## START Task input

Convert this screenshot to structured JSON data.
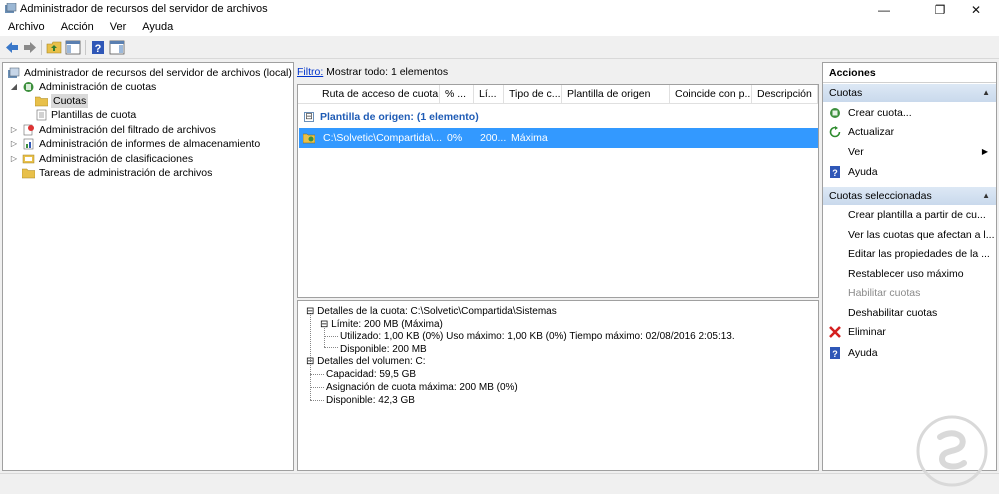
{
  "window": {
    "title": "Administrador de recursos del servidor de archivos"
  },
  "menu": [
    "Archivo",
    "Acción",
    "Ver",
    "Ayuda"
  ],
  "tree": {
    "root": "Administrador de recursos del servidor de archivos (local)",
    "quota_admin": "Administración de cuotas",
    "quotas": "Cuotas",
    "quota_templates": "Plantillas de cuota",
    "file_screening": "Administración del filtrado de archivos",
    "storage_reports": "Administración de informes de almacenamiento",
    "classification": "Administración de clasificaciones",
    "file_tasks": "Tareas de administración de archivos"
  },
  "filter": {
    "link": "Filtro:",
    "text": "Mostrar todo: 1 elementos"
  },
  "list": {
    "columns": [
      "Ruta de acceso de cuota",
      "% ...",
      "Lí...",
      "Tipo de c...",
      "Plantilla de origen",
      "Coincide con p...",
      "Descripción"
    ],
    "group_label": "Plantilla de origen: (1 elemento)",
    "group_toggle": "⊟",
    "rows": [
      {
        "path": "C:\\Solvetic\\Compartida\\...",
        "percent": "0%",
        "limit": "200...",
        "type": "Máxima"
      }
    ]
  },
  "details": {
    "quota_details": "Detalles de la cuota: C:\\Solvetic\\Compartida\\Sistemas",
    "limit": "Límite: 200 MB (Máxima)",
    "used": "Utilizado: 1,00 KB (0%) Uso máximo: 1,00 KB (0%) Tiempo máximo: 02/08/2016 2:05:13.",
    "available_q": "Disponible: 200 MB",
    "volume_details": "Detalles del volumen: C:",
    "capacity": "Capacidad: 59,5 GB",
    "max_assign": "Asignación de cuota máxima: 200 MB (0%)",
    "available_v": "Disponible: 42,3 GB"
  },
  "actions": {
    "header": "Acciones",
    "section1": "Cuotas",
    "items1": [
      {
        "label": "Crear cuota...",
        "icon": "create-quota-icon"
      },
      {
        "label": "Actualizar",
        "icon": "refresh-icon"
      },
      {
        "label": "Ver",
        "icon": ""
      },
      {
        "label": "Ayuda",
        "icon": "help-icon"
      }
    ],
    "section2": "Cuotas seleccionadas",
    "items2": [
      {
        "label": "Crear plantilla a partir de cu..."
      },
      {
        "label": "Ver las cuotas que afectan a l..."
      },
      {
        "label": "Editar las propiedades de la ..."
      },
      {
        "label": "Restablecer uso máximo"
      },
      {
        "label": "Habilitar cuotas",
        "disabled": true
      },
      {
        "label": "Deshabilitar cuotas"
      },
      {
        "label": "Eliminar",
        "icon": "delete-icon"
      },
      {
        "label": "Ayuda",
        "icon": "help-icon"
      }
    ]
  },
  "colors": {
    "selection": "#3399ff",
    "group_text": "#1e5bb5",
    "section_bg": "#c9d9ec"
  }
}
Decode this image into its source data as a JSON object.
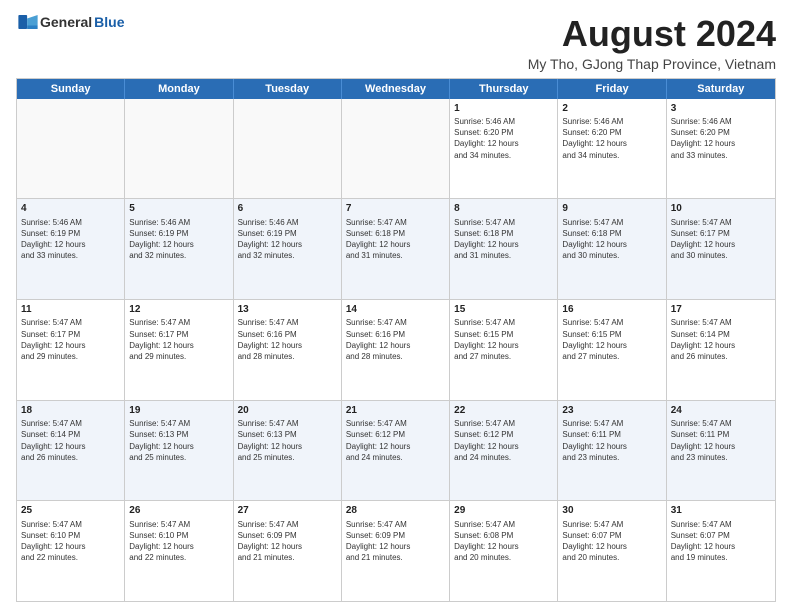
{
  "logo": {
    "general": "General",
    "blue": "Blue"
  },
  "title": "August 2024",
  "subtitle": "My Tho, GJong Thap Province, Vietnam",
  "days": [
    "Sunday",
    "Monday",
    "Tuesday",
    "Wednesday",
    "Thursday",
    "Friday",
    "Saturday"
  ],
  "weeks": [
    [
      {
        "day": "",
        "info": ""
      },
      {
        "day": "",
        "info": ""
      },
      {
        "day": "",
        "info": ""
      },
      {
        "day": "",
        "info": ""
      },
      {
        "day": "1",
        "info": "Sunrise: 5:46 AM\nSunset: 6:20 PM\nDaylight: 12 hours\nand 34 minutes."
      },
      {
        "day": "2",
        "info": "Sunrise: 5:46 AM\nSunset: 6:20 PM\nDaylight: 12 hours\nand 34 minutes."
      },
      {
        "day": "3",
        "info": "Sunrise: 5:46 AM\nSunset: 6:20 PM\nDaylight: 12 hours\nand 33 minutes."
      }
    ],
    [
      {
        "day": "4",
        "info": "Sunrise: 5:46 AM\nSunset: 6:19 PM\nDaylight: 12 hours\nand 33 minutes."
      },
      {
        "day": "5",
        "info": "Sunrise: 5:46 AM\nSunset: 6:19 PM\nDaylight: 12 hours\nand 32 minutes."
      },
      {
        "day": "6",
        "info": "Sunrise: 5:46 AM\nSunset: 6:19 PM\nDaylight: 12 hours\nand 32 minutes."
      },
      {
        "day": "7",
        "info": "Sunrise: 5:47 AM\nSunset: 6:18 PM\nDaylight: 12 hours\nand 31 minutes."
      },
      {
        "day": "8",
        "info": "Sunrise: 5:47 AM\nSunset: 6:18 PM\nDaylight: 12 hours\nand 31 minutes."
      },
      {
        "day": "9",
        "info": "Sunrise: 5:47 AM\nSunset: 6:18 PM\nDaylight: 12 hours\nand 30 minutes."
      },
      {
        "day": "10",
        "info": "Sunrise: 5:47 AM\nSunset: 6:17 PM\nDaylight: 12 hours\nand 30 minutes."
      }
    ],
    [
      {
        "day": "11",
        "info": "Sunrise: 5:47 AM\nSunset: 6:17 PM\nDaylight: 12 hours\nand 29 minutes."
      },
      {
        "day": "12",
        "info": "Sunrise: 5:47 AM\nSunset: 6:17 PM\nDaylight: 12 hours\nand 29 minutes."
      },
      {
        "day": "13",
        "info": "Sunrise: 5:47 AM\nSunset: 6:16 PM\nDaylight: 12 hours\nand 28 minutes."
      },
      {
        "day": "14",
        "info": "Sunrise: 5:47 AM\nSunset: 6:16 PM\nDaylight: 12 hours\nand 28 minutes."
      },
      {
        "day": "15",
        "info": "Sunrise: 5:47 AM\nSunset: 6:15 PM\nDaylight: 12 hours\nand 27 minutes."
      },
      {
        "day": "16",
        "info": "Sunrise: 5:47 AM\nSunset: 6:15 PM\nDaylight: 12 hours\nand 27 minutes."
      },
      {
        "day": "17",
        "info": "Sunrise: 5:47 AM\nSunset: 6:14 PM\nDaylight: 12 hours\nand 26 minutes."
      }
    ],
    [
      {
        "day": "18",
        "info": "Sunrise: 5:47 AM\nSunset: 6:14 PM\nDaylight: 12 hours\nand 26 minutes."
      },
      {
        "day": "19",
        "info": "Sunrise: 5:47 AM\nSunset: 6:13 PM\nDaylight: 12 hours\nand 25 minutes."
      },
      {
        "day": "20",
        "info": "Sunrise: 5:47 AM\nSunset: 6:13 PM\nDaylight: 12 hours\nand 25 minutes."
      },
      {
        "day": "21",
        "info": "Sunrise: 5:47 AM\nSunset: 6:12 PM\nDaylight: 12 hours\nand 24 minutes."
      },
      {
        "day": "22",
        "info": "Sunrise: 5:47 AM\nSunset: 6:12 PM\nDaylight: 12 hours\nand 24 minutes."
      },
      {
        "day": "23",
        "info": "Sunrise: 5:47 AM\nSunset: 6:11 PM\nDaylight: 12 hours\nand 23 minutes."
      },
      {
        "day": "24",
        "info": "Sunrise: 5:47 AM\nSunset: 6:11 PM\nDaylight: 12 hours\nand 23 minutes."
      }
    ],
    [
      {
        "day": "25",
        "info": "Sunrise: 5:47 AM\nSunset: 6:10 PM\nDaylight: 12 hours\nand 22 minutes."
      },
      {
        "day": "26",
        "info": "Sunrise: 5:47 AM\nSunset: 6:10 PM\nDaylight: 12 hours\nand 22 minutes."
      },
      {
        "day": "27",
        "info": "Sunrise: 5:47 AM\nSunset: 6:09 PM\nDaylight: 12 hours\nand 21 minutes."
      },
      {
        "day": "28",
        "info": "Sunrise: 5:47 AM\nSunset: 6:09 PM\nDaylight: 12 hours\nand 21 minutes."
      },
      {
        "day": "29",
        "info": "Sunrise: 5:47 AM\nSunset: 6:08 PM\nDaylight: 12 hours\nand 20 minutes."
      },
      {
        "day": "30",
        "info": "Sunrise: 5:47 AM\nSunset: 6:07 PM\nDaylight: 12 hours\nand 20 minutes."
      },
      {
        "day": "31",
        "info": "Sunrise: 5:47 AM\nSunset: 6:07 PM\nDaylight: 12 hours\nand 19 minutes."
      }
    ]
  ]
}
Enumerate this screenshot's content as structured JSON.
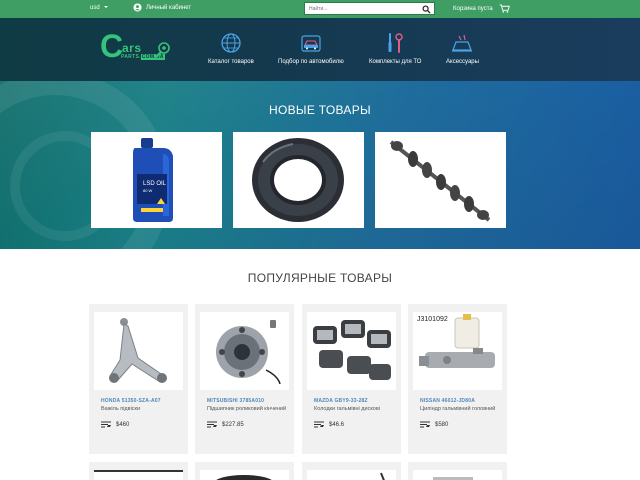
{
  "topbar": {
    "currency": "usd",
    "account_label": "Личный кабинет",
    "search_placeholder": "Найти...",
    "cart_label": "Корзина пуста"
  },
  "logo": {
    "letter": "C",
    "word": "ars",
    "sub": "PARTS.",
    "badge": "COM.UA"
  },
  "nav": [
    {
      "label": "Каталог товаров",
      "icon": "globe-icon"
    },
    {
      "label": "Подбор по автомобилю",
      "icon": "car-icon"
    },
    {
      "label": "Комплекты для ТО",
      "icon": "tools-icon"
    },
    {
      "label": "Аксессуары",
      "icon": "car-wash-icon"
    }
  ],
  "hero": {
    "title": "НОВЫЕ ТОВАРЫ",
    "products": [
      {
        "icon": "oil-bottle-icon",
        "bottle_text_1": "LSD OIL",
        "bottle_text_2": "80 W"
      },
      {
        "icon": "seal-ring-icon"
      },
      {
        "icon": "camshaft-icon"
      }
    ]
  },
  "popular": {
    "title": "ПОПУЛЯРНЫЕ ТОВАРЫ",
    "items": [
      {
        "name": "HONDA 51350-SZA-A07",
        "desc": "Важіль підвіски",
        "price": "$460",
        "icon": "control-arm-icon"
      },
      {
        "name": "MITSUBISHI 3785A010",
        "desc": "Підшипник роликовий кінчений",
        "price": "$227.85",
        "icon": "wheel-hub-icon"
      },
      {
        "name": "MAZDA GBY9-33-28Z",
        "desc": "Колодки гальмівні дискові",
        "price": "$46.6",
        "icon": "brake-pads-icon"
      },
      {
        "name": "NISSAN 46012-JD80A",
        "desc": "Циліндр гальмівний головний",
        "price": "$580",
        "icon": "master-cylinder-icon",
        "image_text": "J3101092"
      }
    ]
  },
  "colors": {
    "green": "#3f9e63",
    "accent": "#35c27a",
    "navy": "#0f3b44",
    "link": "#4f86b8"
  }
}
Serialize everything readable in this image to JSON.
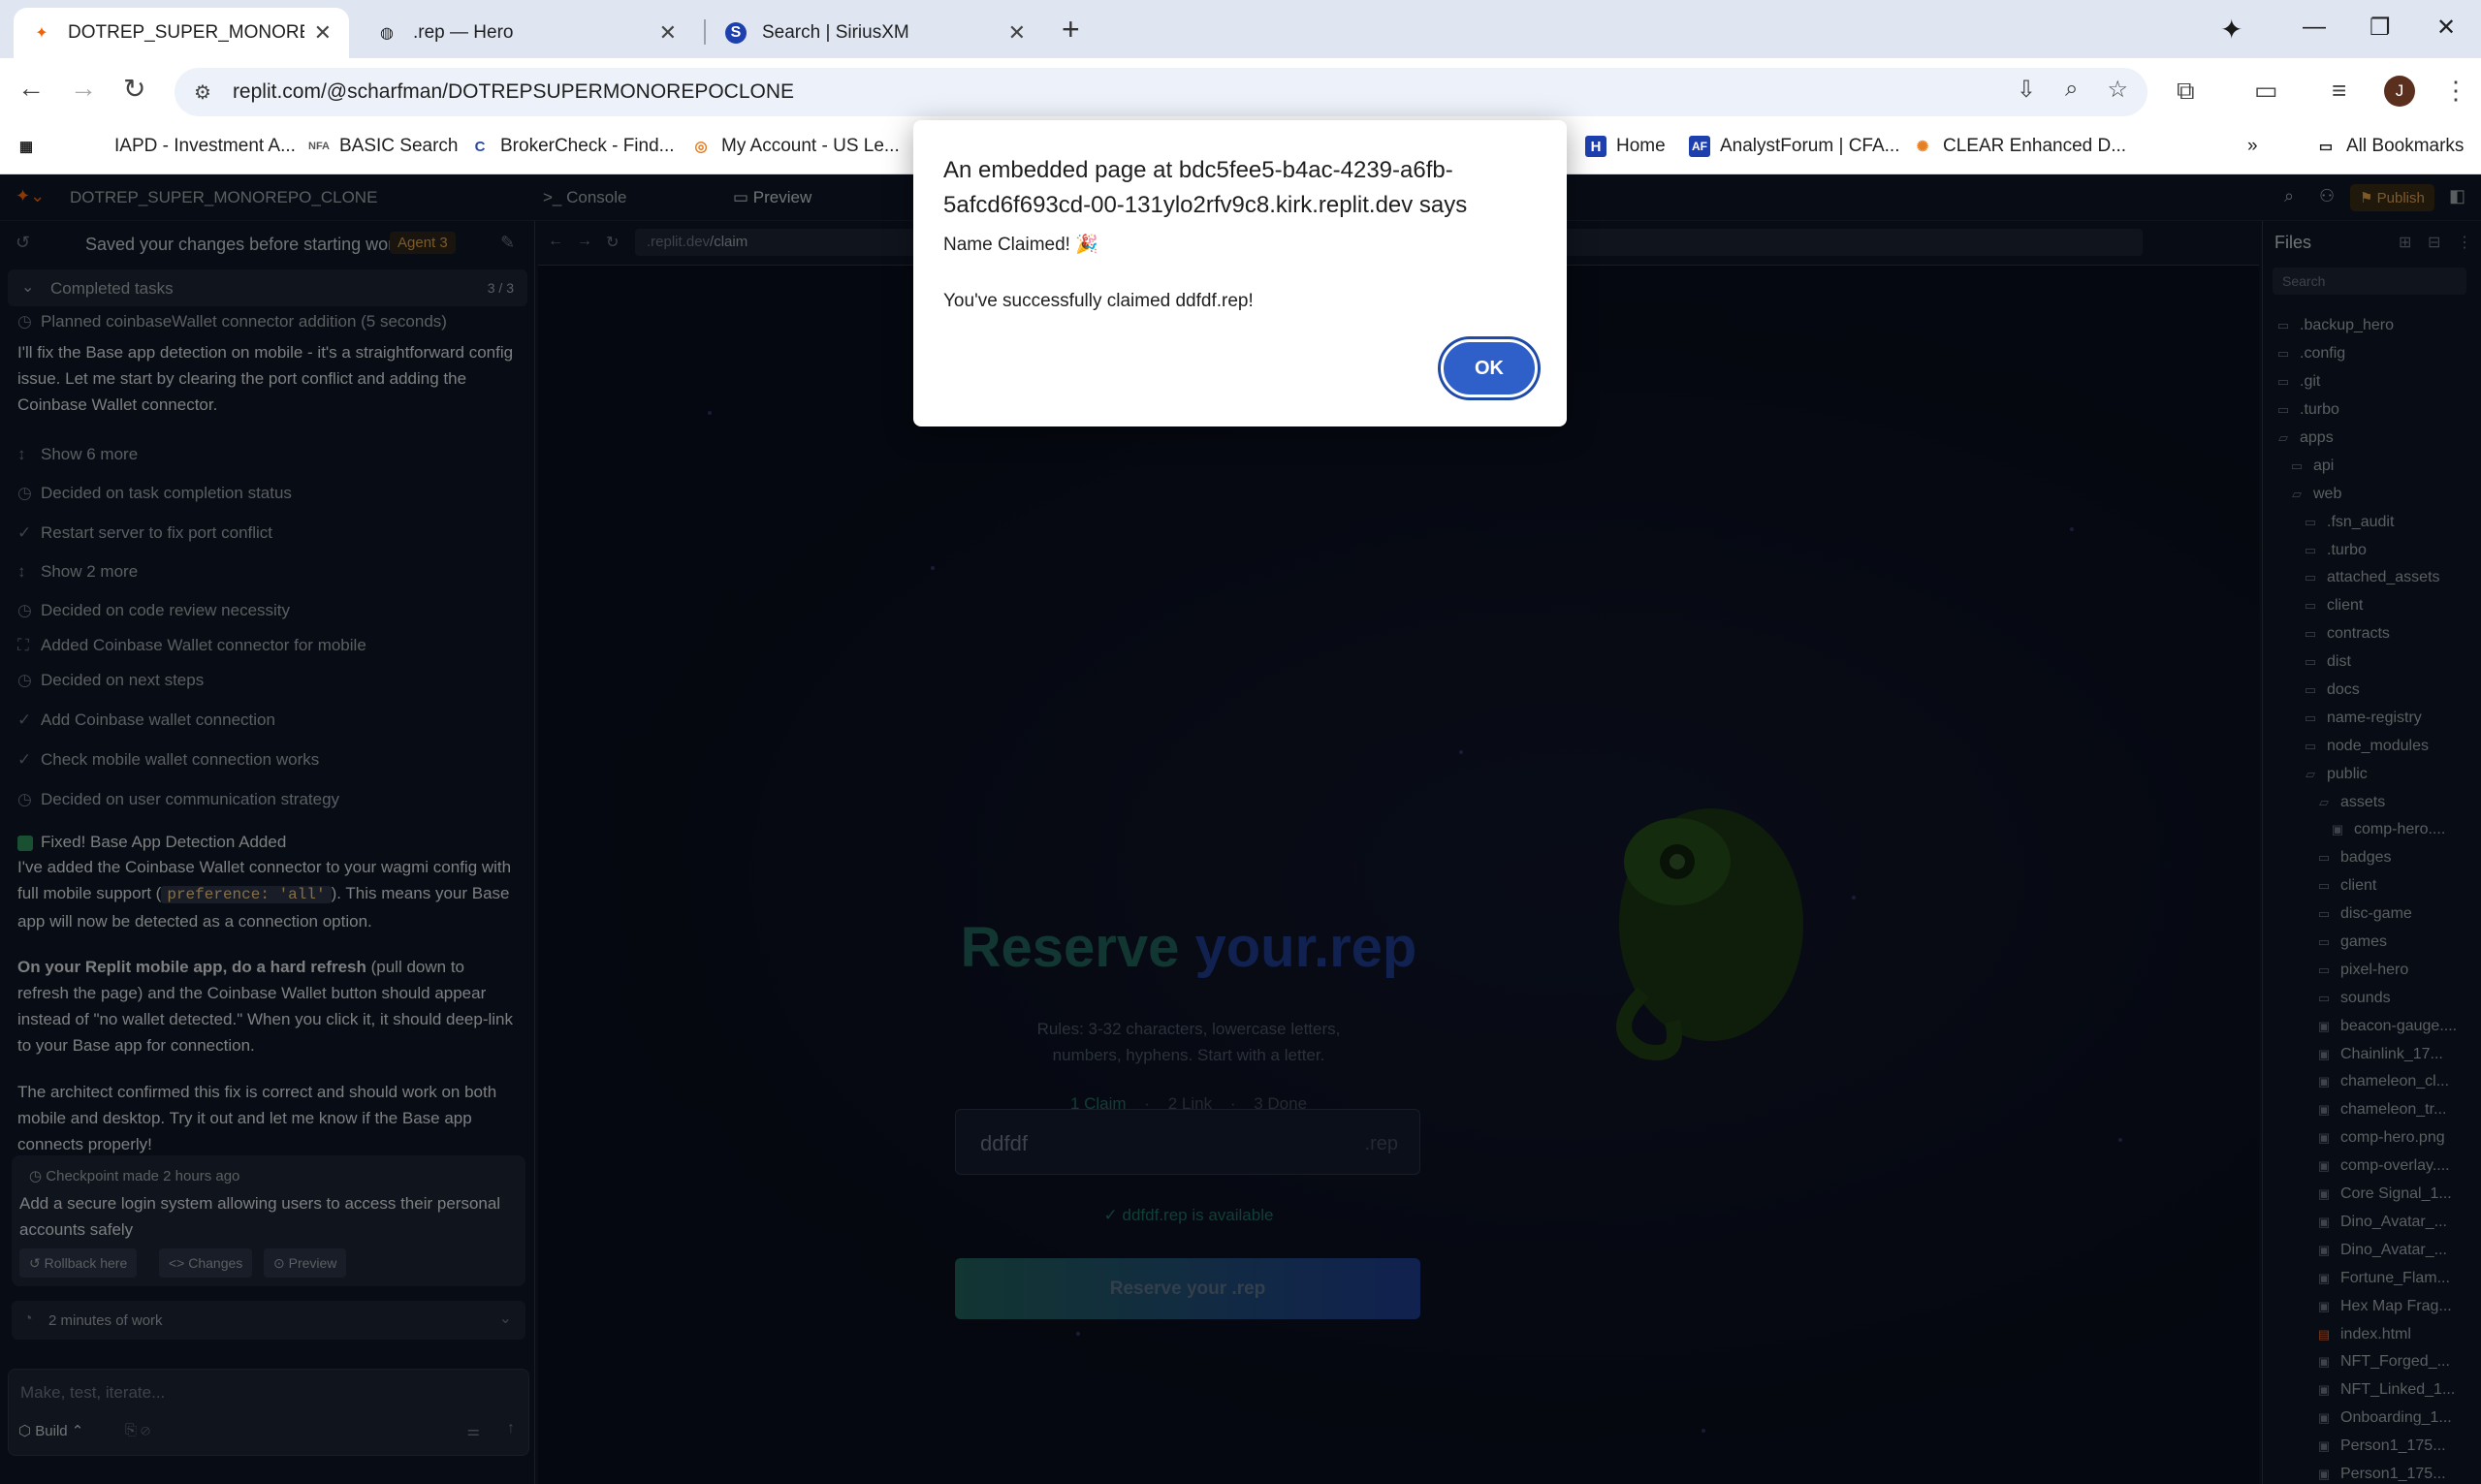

## END Task input

● Short problem
Find and copy every line in the entries above where the string "recursos" occurs.

● Result
    "title": "Administrador de recursos del servidor de archivos"
    "root": "Administrador de recursos del servidor de archivos (local)",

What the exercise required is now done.